Extracted records:
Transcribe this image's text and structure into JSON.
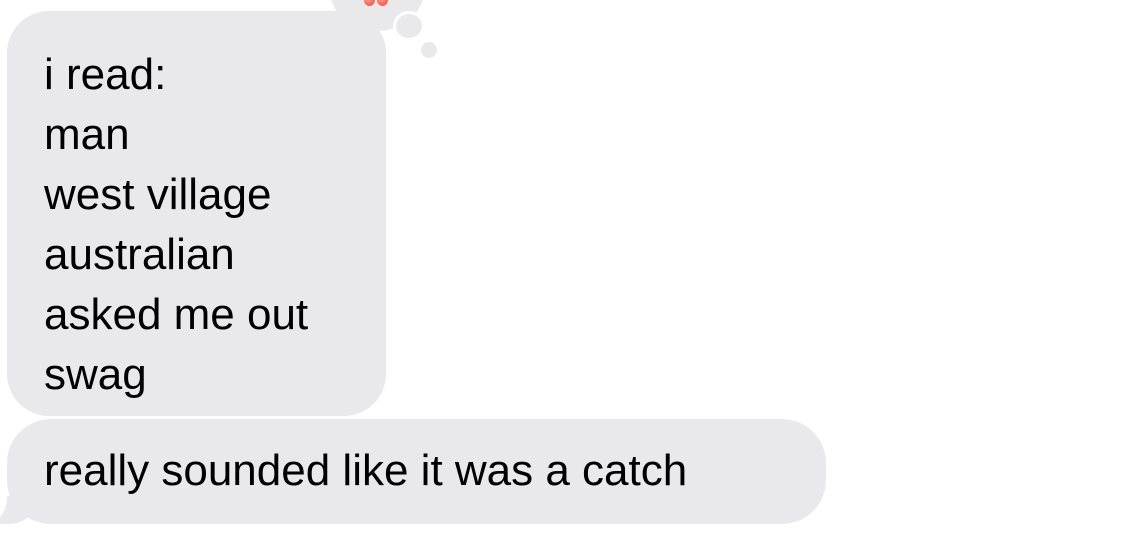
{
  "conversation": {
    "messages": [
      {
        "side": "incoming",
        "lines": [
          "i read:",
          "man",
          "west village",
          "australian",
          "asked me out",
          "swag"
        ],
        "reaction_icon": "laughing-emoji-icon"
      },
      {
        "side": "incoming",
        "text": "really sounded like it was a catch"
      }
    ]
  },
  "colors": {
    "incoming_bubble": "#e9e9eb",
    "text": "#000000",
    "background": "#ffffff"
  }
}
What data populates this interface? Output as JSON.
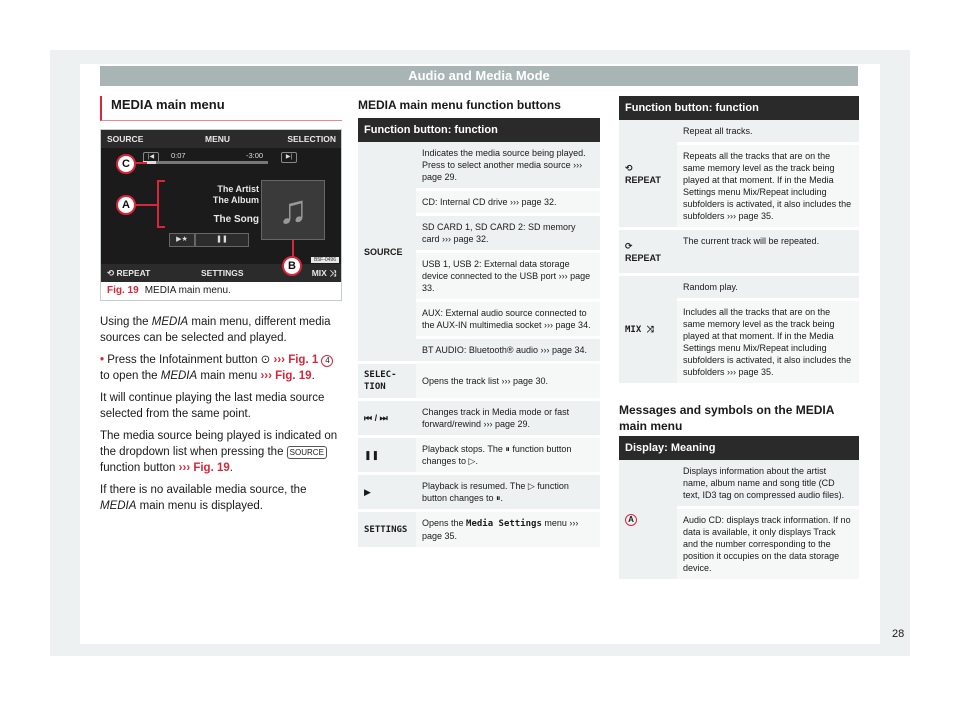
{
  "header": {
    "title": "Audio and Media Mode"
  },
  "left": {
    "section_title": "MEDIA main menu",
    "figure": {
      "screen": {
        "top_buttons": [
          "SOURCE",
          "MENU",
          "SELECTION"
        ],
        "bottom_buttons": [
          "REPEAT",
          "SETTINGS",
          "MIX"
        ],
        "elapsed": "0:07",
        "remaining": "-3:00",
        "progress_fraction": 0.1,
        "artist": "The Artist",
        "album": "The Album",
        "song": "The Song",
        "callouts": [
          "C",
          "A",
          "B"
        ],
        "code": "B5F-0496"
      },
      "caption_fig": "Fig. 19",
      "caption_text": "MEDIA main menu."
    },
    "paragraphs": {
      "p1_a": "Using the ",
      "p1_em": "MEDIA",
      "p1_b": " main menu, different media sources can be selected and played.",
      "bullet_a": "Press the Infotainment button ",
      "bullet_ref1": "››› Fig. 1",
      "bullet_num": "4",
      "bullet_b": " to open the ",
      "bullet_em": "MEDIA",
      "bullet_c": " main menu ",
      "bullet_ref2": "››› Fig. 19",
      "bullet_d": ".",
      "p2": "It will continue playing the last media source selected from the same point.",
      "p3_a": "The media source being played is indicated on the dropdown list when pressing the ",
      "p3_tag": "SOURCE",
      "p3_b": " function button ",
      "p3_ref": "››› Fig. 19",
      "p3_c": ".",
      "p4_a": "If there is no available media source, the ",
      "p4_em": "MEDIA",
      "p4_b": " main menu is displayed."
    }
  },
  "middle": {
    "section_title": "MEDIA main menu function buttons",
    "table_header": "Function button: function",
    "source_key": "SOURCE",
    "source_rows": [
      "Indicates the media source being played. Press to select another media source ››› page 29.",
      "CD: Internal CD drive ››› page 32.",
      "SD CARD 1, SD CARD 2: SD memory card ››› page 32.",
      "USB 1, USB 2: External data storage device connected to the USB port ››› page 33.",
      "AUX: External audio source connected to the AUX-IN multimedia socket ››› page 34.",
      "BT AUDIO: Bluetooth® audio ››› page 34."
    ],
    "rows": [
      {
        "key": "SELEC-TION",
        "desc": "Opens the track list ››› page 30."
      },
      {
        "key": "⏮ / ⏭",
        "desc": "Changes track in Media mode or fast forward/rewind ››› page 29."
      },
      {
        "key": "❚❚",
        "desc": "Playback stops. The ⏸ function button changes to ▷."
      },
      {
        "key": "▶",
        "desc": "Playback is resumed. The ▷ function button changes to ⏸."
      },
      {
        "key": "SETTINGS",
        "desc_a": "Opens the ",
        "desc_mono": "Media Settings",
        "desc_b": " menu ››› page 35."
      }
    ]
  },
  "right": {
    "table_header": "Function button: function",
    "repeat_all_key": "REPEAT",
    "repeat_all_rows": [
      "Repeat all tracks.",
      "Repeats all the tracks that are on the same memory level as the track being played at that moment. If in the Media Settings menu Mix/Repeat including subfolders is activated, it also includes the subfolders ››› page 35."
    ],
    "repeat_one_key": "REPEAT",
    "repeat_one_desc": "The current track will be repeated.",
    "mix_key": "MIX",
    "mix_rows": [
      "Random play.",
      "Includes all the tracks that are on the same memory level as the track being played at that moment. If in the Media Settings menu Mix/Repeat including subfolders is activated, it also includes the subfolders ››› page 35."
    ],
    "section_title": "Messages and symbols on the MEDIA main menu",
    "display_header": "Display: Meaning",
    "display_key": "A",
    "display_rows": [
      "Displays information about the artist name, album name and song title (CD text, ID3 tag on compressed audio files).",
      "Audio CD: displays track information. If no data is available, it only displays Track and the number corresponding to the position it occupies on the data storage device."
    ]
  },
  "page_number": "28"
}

### Stated task
Show the lines of the material that contain the word "memory".

### Solution below
      "SD CARD 1, SD CARD 2: SD memory card ››› page 32.",
      "Repeats all the tracks that are on the same memory level as the track being played at that moment. If in the Media Settings menu Mix/Repeat including subfolders is activated, it also includes the subfolders ››› page 35."
      "Includes all the tracks that are on the same memory level as the track being played at that moment. If in the Media Settings menu Mix/Repeat including subfolders is activated, it also includes the subfolders ››› page 35."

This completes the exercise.